• [What to produce] Which lines in the records below contain the word "Solid"? Copy each of them.

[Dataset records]
START
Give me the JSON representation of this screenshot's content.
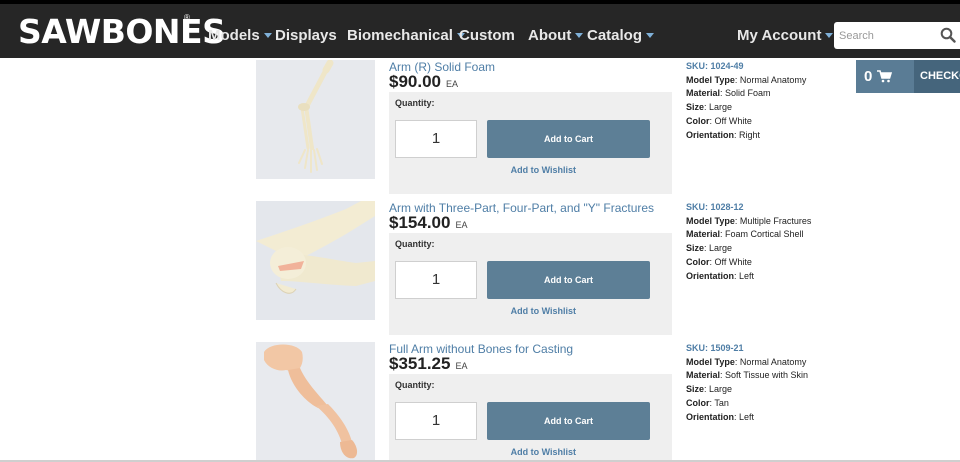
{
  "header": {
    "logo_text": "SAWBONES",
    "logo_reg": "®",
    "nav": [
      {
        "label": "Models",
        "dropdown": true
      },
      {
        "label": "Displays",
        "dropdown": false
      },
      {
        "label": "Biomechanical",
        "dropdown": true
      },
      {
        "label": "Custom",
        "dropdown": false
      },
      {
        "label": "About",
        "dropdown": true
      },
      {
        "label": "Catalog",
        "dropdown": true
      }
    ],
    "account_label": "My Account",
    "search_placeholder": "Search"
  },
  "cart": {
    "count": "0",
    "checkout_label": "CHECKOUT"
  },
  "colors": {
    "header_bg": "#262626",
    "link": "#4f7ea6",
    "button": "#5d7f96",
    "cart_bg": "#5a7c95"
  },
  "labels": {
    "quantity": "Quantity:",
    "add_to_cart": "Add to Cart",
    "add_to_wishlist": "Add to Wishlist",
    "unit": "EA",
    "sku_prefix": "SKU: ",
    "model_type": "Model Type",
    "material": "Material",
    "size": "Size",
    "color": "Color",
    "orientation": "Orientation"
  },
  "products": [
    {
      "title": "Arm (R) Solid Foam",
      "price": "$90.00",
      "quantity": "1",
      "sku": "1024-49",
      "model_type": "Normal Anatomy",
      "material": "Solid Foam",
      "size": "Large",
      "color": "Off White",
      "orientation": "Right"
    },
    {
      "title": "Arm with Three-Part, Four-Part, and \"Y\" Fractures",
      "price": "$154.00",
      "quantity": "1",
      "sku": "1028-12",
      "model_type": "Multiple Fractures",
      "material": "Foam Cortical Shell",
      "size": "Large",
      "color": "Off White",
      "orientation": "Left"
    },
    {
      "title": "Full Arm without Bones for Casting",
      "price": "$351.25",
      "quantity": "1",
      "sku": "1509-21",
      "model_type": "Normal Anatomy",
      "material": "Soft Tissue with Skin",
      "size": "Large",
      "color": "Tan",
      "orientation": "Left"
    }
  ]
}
END
START
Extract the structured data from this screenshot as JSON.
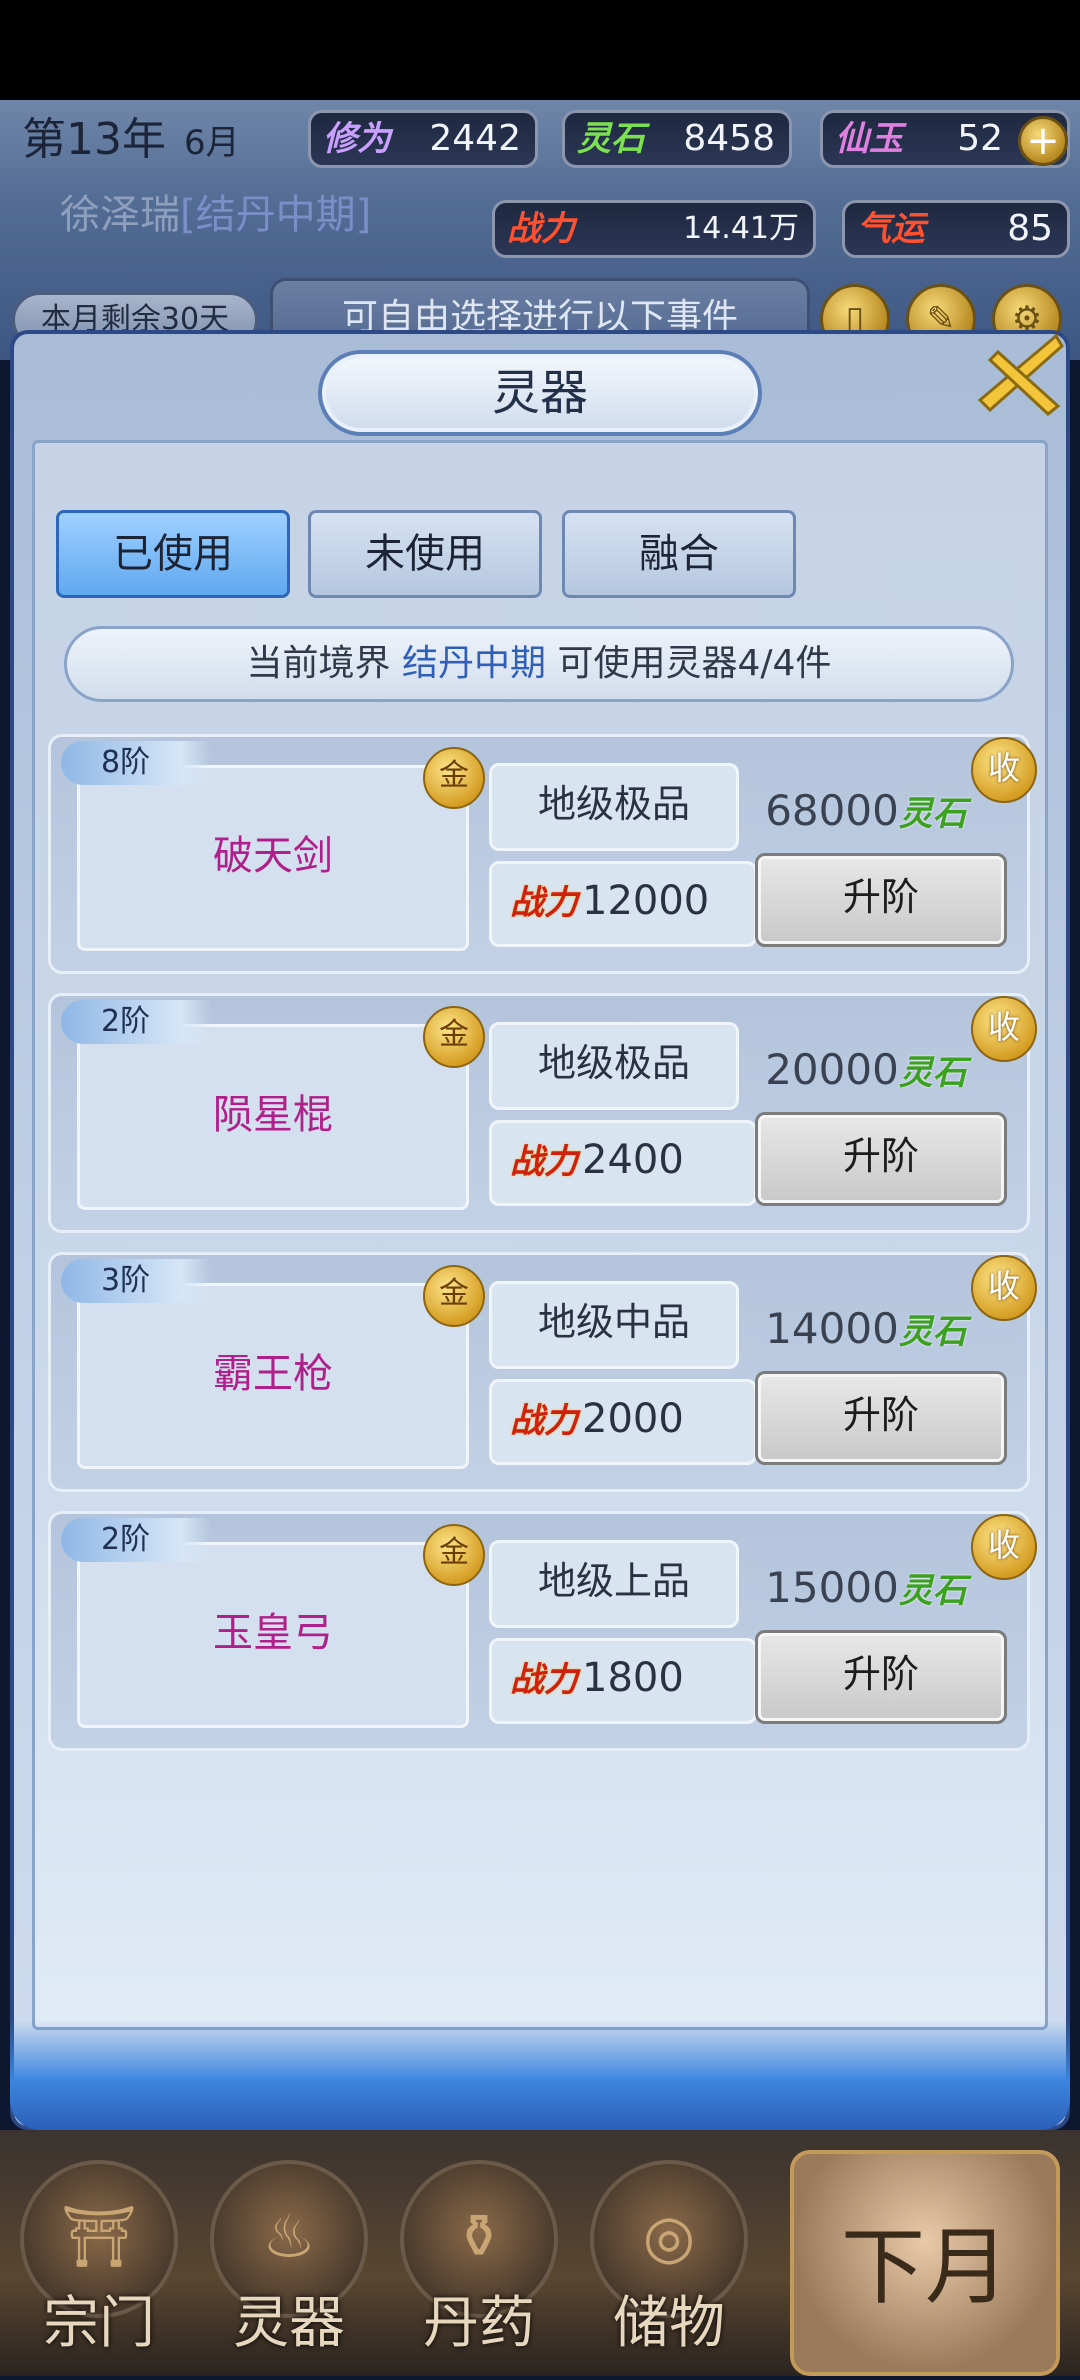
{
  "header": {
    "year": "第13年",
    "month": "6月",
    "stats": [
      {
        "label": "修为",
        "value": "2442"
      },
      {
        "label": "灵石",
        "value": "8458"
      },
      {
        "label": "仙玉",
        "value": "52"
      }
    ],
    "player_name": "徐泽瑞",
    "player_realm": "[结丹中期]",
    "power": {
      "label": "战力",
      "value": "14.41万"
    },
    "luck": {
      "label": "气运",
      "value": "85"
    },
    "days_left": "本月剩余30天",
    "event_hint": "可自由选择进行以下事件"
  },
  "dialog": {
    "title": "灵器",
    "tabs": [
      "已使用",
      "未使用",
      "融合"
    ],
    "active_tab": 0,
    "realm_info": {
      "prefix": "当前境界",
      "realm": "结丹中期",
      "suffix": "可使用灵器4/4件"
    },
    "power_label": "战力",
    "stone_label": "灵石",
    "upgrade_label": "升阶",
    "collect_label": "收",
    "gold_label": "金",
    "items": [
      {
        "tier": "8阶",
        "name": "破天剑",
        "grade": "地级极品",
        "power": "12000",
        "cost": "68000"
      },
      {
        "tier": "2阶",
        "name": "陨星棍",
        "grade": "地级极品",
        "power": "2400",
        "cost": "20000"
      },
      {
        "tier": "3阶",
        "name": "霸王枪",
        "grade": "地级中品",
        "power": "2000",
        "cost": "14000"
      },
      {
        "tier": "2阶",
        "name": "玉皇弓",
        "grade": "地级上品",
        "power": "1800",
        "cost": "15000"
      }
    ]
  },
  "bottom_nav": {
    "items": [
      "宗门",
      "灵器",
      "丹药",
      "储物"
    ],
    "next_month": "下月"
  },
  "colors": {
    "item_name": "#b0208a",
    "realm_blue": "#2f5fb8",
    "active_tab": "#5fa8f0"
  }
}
END
• [Output of the exercise]
      "title": "Arm (R) Solid Foam",
      "material": "Solid Foam",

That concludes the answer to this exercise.